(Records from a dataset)
● ● ●

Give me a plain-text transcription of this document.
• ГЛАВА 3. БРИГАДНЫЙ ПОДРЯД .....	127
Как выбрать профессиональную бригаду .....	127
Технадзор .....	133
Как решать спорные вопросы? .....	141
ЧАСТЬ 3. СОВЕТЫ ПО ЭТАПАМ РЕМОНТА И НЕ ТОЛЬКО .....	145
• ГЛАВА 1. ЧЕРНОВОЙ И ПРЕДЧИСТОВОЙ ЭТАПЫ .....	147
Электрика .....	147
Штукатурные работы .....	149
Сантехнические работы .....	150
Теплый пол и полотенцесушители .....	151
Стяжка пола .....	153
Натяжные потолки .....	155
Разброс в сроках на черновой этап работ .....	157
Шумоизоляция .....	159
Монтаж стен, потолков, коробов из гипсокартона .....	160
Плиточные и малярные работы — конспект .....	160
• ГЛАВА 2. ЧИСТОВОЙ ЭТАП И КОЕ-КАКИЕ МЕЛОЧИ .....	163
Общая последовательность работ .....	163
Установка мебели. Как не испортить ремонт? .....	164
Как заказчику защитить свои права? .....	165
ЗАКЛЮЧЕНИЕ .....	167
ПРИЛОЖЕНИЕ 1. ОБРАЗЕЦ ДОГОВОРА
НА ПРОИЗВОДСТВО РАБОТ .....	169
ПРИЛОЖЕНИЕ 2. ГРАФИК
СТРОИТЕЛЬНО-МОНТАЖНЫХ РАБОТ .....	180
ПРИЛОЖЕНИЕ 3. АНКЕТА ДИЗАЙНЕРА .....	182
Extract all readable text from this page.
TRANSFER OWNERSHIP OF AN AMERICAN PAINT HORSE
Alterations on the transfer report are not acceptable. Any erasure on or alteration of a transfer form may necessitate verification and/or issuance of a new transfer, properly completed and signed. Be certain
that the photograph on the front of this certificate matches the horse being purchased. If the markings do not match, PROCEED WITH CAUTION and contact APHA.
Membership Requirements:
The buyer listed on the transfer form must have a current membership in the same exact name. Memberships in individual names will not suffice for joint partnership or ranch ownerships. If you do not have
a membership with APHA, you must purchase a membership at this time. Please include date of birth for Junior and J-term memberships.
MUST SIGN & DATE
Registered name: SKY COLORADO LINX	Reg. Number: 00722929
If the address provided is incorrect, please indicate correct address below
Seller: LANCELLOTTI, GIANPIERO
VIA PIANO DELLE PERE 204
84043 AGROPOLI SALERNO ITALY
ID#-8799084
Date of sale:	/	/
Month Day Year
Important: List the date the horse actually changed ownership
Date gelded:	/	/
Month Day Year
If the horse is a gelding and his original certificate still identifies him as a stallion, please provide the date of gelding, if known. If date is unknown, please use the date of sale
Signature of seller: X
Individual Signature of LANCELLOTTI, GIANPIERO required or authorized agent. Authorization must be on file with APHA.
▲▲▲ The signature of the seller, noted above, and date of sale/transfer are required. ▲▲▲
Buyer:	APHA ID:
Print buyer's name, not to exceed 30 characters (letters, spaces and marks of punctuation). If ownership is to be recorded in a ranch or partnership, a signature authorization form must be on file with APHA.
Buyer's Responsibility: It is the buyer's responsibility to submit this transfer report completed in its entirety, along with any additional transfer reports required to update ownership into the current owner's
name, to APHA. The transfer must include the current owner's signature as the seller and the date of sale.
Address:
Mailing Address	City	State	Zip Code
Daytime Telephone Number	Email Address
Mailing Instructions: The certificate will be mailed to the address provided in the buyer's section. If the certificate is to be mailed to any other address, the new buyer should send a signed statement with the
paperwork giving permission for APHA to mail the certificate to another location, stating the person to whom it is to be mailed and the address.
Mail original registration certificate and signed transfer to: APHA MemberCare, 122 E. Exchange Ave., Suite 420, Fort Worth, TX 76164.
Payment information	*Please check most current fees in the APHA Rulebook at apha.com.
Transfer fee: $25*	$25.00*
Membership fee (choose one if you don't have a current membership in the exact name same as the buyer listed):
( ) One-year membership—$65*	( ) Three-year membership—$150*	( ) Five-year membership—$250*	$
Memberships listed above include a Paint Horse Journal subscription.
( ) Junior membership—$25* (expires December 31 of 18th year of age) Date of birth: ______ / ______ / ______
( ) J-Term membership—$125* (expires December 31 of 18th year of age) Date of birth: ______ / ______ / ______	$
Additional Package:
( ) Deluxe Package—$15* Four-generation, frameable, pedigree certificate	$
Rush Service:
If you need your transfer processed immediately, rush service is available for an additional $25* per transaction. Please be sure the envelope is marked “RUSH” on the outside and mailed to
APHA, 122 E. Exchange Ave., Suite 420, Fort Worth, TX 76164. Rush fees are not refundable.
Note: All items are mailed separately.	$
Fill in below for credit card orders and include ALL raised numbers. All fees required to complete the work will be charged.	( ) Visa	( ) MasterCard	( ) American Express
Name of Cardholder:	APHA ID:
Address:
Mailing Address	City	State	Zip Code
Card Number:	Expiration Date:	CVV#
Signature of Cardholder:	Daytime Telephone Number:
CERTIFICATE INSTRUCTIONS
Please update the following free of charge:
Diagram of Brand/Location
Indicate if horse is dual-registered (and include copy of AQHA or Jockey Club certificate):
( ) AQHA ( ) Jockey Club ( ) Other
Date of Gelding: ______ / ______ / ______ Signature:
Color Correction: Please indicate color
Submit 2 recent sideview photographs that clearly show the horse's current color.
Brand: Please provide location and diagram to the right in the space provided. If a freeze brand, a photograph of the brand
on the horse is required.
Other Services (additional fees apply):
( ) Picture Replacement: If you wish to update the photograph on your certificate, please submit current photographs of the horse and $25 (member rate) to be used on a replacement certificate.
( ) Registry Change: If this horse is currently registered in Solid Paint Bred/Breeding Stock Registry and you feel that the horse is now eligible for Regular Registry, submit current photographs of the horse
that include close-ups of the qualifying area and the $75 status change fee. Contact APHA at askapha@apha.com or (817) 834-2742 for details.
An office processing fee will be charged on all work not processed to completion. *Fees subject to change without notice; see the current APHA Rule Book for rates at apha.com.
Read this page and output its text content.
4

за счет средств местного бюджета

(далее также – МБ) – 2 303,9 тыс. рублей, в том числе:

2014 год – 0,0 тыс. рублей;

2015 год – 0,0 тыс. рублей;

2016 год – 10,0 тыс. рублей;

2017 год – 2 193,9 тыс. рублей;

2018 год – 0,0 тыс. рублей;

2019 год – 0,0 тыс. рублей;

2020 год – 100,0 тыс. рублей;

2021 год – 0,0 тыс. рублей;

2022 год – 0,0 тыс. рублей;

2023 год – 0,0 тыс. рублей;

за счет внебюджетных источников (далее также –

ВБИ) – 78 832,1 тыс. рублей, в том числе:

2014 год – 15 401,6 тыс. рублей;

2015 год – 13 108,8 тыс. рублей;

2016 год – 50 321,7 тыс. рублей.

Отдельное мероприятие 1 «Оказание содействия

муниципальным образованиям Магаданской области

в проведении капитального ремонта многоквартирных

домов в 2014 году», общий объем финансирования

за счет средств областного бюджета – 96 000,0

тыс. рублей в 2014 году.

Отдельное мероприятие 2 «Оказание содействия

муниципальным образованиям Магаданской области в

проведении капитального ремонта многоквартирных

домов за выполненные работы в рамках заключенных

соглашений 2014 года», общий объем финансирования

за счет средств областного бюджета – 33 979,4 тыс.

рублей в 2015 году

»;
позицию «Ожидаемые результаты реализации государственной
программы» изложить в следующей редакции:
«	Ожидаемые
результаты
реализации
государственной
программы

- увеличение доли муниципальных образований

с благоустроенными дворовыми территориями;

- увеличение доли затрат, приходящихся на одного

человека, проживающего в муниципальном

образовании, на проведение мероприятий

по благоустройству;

● ● ●

Select every line in the records above that contains the word "charged".

Fill in below for credit card orders and include ALL raised numbers. All fees required to complete the work will be charged.	( ) Visa	( ) MasterCard	( ) American Express
An office processing fee will be charged on all work not processed to completion. *Fees subject to change without notice; see the current APHA Rule Book for rates at apha.com.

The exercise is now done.